> _Exercise prompt_:
Set down, in full, every record in the block.

═══ Provided information

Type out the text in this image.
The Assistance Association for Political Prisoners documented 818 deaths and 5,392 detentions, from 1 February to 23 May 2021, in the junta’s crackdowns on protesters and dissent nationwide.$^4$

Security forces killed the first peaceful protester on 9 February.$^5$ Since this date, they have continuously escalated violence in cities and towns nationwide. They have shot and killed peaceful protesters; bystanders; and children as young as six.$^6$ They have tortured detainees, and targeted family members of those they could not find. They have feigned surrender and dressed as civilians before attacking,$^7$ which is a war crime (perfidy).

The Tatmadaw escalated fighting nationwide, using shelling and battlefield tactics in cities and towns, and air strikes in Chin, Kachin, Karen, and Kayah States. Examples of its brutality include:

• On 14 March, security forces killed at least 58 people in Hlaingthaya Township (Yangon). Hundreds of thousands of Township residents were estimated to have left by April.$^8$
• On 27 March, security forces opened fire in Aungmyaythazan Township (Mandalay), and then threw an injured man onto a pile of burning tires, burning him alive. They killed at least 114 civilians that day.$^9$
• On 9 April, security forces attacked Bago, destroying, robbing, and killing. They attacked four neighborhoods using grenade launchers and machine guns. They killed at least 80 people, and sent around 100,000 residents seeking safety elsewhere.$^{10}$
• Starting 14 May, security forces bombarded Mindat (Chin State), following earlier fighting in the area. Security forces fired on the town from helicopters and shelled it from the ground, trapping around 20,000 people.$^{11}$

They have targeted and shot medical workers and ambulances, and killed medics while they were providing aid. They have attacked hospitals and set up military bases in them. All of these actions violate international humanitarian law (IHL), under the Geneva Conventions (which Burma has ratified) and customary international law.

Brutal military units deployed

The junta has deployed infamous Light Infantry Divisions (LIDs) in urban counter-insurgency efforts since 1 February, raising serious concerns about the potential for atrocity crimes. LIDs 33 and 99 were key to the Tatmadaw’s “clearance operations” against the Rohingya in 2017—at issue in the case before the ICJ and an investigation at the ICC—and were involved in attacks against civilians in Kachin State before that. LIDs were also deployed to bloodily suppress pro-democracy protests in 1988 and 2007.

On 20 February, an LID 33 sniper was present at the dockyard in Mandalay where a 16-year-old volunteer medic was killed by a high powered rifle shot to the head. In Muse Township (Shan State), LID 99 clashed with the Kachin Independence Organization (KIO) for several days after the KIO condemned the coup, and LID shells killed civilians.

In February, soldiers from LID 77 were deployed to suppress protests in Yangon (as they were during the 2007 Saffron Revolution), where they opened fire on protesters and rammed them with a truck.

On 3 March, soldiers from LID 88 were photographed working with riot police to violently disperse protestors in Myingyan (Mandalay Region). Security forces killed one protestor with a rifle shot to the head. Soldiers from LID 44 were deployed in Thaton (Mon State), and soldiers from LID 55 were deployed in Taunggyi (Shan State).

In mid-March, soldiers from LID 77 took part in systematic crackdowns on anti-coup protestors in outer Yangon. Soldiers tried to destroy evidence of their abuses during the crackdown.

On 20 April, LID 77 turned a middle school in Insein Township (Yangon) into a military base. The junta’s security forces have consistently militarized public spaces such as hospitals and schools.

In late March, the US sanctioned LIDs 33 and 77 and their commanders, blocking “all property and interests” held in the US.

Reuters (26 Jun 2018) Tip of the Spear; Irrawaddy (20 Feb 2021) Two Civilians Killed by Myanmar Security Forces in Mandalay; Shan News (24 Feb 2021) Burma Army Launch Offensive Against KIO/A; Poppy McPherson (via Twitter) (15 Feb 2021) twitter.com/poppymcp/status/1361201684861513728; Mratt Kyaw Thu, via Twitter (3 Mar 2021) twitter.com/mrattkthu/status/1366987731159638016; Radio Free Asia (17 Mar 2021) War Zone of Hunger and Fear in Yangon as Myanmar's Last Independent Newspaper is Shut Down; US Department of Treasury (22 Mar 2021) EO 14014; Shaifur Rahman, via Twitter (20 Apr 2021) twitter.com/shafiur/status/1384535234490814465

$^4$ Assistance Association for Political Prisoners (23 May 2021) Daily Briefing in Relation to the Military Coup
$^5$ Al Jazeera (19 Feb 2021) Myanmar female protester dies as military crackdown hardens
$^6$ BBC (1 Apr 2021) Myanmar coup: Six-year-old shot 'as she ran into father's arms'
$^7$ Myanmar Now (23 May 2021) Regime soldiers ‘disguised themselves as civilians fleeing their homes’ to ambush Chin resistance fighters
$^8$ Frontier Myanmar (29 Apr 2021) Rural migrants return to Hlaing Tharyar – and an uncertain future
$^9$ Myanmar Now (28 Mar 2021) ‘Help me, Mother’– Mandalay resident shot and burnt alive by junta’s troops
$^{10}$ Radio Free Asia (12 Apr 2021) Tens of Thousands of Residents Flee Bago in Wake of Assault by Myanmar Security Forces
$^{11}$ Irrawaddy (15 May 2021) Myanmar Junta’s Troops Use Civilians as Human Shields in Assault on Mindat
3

══════

> _Task solution_:
Type out the text in this image.
The Assistance Association for Political Prisoners documented 818 deaths and 5,392 detentions, from 1 February to 23 May 2021, in the junta’s crackdowns on protesters and dissent nationwide.$^4$

Security forces killed the first peaceful protester on 9 February.$^5$ Since this date, they have continuously escalated violence in cities and towns nationwide. They have shot and killed peaceful protesters; bystanders; and children as young as six.$^6$ They have tortured detainees, and targeted family members of those they could not find. They have feigned surrender and dressed as civilians before attacking,$^7$ which is a war crime (perfidy).

The Tatmadaw escalated fighting nationwide, using shelling and battlefield tactics in cities and towns, and air strikes in Chin, Kachin, Karen, and Kayah States. Examples of its brutality include:

• On 14 March, security forces killed at least 58 people in Hlaingthaya Township (Yangon). Hundreds of thousands of Township residents were estimated to have left by April.$^8$
• On 27 March, security forces opened fire in Aungmyaythazan Township (Mandalay), and then threw an injured man onto a pile of burning tires, burning him alive. They killed at least 114 civilians that day.$^9$
• On 9 April, security forces attacked Bago, destroying, robbing, and killing. They attacked four neighborhoods using grenade launchers and machine guns. They killed at least 80 people, and sent around 100,000 residents seeking safety elsewhere.$^{10}$
• Starting 14 May, security forces bombarded Mindat (Chin State), following earlier fighting in the area. Security forces fired on the town from helicopters and shelled it from the ground, trapping around 20,000 people.$^{11}$

They have targeted and shot medical workers and ambulances, and killed medics while they were providing aid. They have attacked hospitals and set up military bases in them. All of these actions violate international humanitarian law (IHL), under the Geneva Conventions (which Burma has ratified) and customary international law.

Brutal military units deployed

The junta has deployed infamous Light Infantry Divisions (LIDs) in urban counter-insurgency efforts since 1 February, raising serious concerns about the potential for atrocity crimes. LIDs 33 and 99 were key to the Tatmadaw’s “clearance operations” against the Rohingya in 2017—at issue in the case before the ICJ and an investigation at the ICC—and were involved in attacks against civilians in Kachin State before that. LIDs were also deployed to bloodily suppress pro-democracy protests in 1988 and 2007.

On 20 February, an LID 33 sniper was present at the dockyard in Mandalay where a 16-year-old volunteer medic was killed by a high powered rifle shot to the head. In Muse Township (Shan State), LID 99 clashed with the Kachin Independence Organization (KIO) for several days after the KIO condemned the coup, and LID shells killed civilians.

In February, soldiers from LID 77 were deployed to suppress protests in Yangon (as they were during the 2007 Saffron Revolution), where they opened fire on protesters and rammed them with a truck.

On 3 March, soldiers from LID 88 were photographed working with riot police to violently disperse protestors in Myingyan (Mandalay Region). Security forces killed one protestor with a rifle shot to the head. Soldiers from LID 44 were deployed in Thaton (Mon State), and soldiers from LID 55 were deployed in Taunggyi (Shan State).

In mid-March, soldiers from LID 77 took part in systematic crackdowns on anti-coup protestors in outer Yangon. Soldiers tried to destroy evidence of their abuses during the crackdown.

On 20 April, LID 77 turned a middle school in Insein Township (Yangon) into a military base. The junta’s security forces have consistently militarized public spaces such as hospitals and schools.

In late March, the US sanctioned LIDs 33 and 77 and their commanders, blocking “all property and interests” held in the US.

Reuters (26 Jun 2018) Tip of the Spear; Irrawaddy (20 Feb 2021) Two Civilians Killed by Myanmar Security Forces in Mandalay; Shan News (24 Feb 2021) Burma Army Launch Offensive Against KIO/A; Poppy McPherson (via Twitter) (15 Feb 2021) twitter.com/poppymcp/status/1361201684861513728; Mratt Kyaw Thu, via Twitter (3 Mar 2021) twitter.com/mrattkthu/status/1366987731159638016; Radio Free Asia (17 Mar 2021) War Zone of Hunger and Fear in Yangon as Myanmar's Last Independent Newspaper is Shut Down; US Department of Treasury (22 Mar 2021) EO 14014; Shaifur Rahman, via Twitter (20 Apr 2021) twitter.com/shafiur/status/1384535234490814465

$^4$ Assistance Association for Political Prisoners (23 May 2021) Daily Briefing in Relation to the Military Coup
$^5$ Al Jazeera (19 Feb 2021) Myanmar female protester dies as military crackdown hardens
$^6$ BBC (1 Apr 2021) Myanmar coup: Six-year-old shot 'as she ran into father's arms'
$^7$ Myanmar Now (23 May 2021) Regime soldiers ‘disguised themselves as civilians fleeing their homes’ to ambush Chin resistance fighters
$^8$ Frontier Myanmar (29 Apr 2021) Rural migrants return to Hlaing Tharyar – and an uncertain future
$^9$ Myanmar Now (28 Mar 2021) ‘Help me, Mother’– Mandalay resident shot and burnt alive by junta’s troops
$^{10}$ Radio Free Asia (12 Apr 2021) Tens of Thousands of Residents Flee Bago in Wake of Assault by Myanmar Security Forces
$^{11}$ Irrawaddy (15 May 2021) Myanmar Junta’s Troops Use Civilians as Human Shields in Assault on Mindat
3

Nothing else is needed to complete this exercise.